Chart and figure data
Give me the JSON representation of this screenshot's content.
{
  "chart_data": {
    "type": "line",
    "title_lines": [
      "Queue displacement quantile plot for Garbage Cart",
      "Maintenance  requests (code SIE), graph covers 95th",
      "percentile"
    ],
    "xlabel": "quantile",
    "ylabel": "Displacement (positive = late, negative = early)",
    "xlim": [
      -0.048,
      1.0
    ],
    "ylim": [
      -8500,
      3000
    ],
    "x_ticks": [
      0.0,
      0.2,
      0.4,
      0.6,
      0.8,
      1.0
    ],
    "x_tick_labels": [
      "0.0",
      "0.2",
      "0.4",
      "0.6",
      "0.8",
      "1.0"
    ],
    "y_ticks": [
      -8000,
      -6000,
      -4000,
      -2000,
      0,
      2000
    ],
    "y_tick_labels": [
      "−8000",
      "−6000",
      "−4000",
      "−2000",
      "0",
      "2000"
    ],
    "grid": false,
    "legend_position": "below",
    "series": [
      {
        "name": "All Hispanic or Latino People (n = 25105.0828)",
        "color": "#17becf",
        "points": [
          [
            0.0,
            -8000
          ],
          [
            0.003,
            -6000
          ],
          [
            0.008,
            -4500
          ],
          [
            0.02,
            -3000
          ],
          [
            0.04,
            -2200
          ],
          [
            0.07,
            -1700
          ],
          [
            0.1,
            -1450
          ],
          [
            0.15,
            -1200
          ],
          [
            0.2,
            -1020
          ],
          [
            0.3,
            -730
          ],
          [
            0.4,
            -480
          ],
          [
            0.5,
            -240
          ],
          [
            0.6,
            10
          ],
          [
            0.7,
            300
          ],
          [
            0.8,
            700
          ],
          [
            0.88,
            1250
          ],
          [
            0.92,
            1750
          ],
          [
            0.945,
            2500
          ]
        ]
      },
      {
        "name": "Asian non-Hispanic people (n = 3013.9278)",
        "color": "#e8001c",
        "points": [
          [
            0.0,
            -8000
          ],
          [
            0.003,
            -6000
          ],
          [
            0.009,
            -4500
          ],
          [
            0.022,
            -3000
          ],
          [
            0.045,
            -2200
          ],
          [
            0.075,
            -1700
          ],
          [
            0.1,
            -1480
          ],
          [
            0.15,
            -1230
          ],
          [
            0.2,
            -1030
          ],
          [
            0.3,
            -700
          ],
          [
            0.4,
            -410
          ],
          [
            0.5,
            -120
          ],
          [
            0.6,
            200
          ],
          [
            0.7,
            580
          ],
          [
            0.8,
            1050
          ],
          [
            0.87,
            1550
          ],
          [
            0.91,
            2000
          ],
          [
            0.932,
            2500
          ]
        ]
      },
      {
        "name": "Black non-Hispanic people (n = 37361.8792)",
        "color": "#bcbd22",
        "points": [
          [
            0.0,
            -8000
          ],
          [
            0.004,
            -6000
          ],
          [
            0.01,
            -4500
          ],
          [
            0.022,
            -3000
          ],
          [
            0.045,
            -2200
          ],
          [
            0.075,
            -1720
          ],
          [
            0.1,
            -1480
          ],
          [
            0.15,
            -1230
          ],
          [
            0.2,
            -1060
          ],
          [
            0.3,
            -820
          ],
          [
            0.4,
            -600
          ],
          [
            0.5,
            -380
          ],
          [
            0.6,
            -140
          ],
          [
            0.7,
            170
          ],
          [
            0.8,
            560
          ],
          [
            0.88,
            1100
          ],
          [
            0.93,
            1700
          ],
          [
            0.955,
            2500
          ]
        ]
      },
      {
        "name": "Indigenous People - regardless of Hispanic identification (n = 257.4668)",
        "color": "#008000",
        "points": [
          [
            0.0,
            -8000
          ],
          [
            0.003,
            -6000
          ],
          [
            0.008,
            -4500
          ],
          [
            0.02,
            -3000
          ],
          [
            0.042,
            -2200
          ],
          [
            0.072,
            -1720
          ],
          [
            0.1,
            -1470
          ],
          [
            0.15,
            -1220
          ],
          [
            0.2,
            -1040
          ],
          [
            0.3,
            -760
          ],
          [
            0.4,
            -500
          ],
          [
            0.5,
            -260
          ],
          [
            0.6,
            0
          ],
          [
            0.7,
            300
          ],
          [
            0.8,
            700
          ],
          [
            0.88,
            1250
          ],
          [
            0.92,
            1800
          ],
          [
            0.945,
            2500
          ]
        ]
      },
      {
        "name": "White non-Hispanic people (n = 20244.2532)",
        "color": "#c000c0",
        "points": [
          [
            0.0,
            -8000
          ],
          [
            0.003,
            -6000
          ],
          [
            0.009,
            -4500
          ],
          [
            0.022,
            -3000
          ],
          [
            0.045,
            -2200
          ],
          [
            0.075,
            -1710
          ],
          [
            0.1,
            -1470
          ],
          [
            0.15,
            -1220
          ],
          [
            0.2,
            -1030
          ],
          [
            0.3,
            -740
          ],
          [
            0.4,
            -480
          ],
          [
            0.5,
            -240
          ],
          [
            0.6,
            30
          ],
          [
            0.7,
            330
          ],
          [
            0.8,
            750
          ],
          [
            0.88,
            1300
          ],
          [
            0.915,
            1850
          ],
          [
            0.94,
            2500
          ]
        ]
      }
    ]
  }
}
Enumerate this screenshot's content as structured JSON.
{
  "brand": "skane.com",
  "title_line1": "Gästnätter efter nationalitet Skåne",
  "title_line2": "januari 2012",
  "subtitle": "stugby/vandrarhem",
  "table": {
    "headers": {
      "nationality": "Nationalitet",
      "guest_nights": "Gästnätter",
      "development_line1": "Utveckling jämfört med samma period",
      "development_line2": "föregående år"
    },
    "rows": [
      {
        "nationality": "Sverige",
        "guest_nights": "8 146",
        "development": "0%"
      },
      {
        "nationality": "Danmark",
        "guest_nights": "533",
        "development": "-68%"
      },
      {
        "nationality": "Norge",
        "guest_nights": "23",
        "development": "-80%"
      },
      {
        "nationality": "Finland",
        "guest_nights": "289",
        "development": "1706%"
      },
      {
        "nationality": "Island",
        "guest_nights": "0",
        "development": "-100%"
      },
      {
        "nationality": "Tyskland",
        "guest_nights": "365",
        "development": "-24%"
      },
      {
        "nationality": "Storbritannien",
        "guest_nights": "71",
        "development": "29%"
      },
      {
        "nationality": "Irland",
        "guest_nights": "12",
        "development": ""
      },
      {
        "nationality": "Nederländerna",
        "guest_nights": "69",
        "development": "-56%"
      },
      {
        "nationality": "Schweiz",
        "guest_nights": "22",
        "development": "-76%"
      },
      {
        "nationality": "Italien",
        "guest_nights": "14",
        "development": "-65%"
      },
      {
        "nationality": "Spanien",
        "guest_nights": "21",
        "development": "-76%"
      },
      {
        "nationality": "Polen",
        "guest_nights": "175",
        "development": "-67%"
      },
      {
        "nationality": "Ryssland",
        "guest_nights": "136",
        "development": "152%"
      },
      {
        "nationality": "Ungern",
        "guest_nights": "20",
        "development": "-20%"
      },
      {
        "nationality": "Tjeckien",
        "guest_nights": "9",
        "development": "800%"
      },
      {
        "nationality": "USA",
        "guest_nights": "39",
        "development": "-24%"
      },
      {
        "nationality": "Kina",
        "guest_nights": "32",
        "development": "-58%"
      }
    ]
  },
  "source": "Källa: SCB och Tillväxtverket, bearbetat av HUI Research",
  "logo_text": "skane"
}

**GIVEN REQUEST**.
Report only the number of lines that hold the word "screenshot".

**EXERCISE OUTPUT**.
2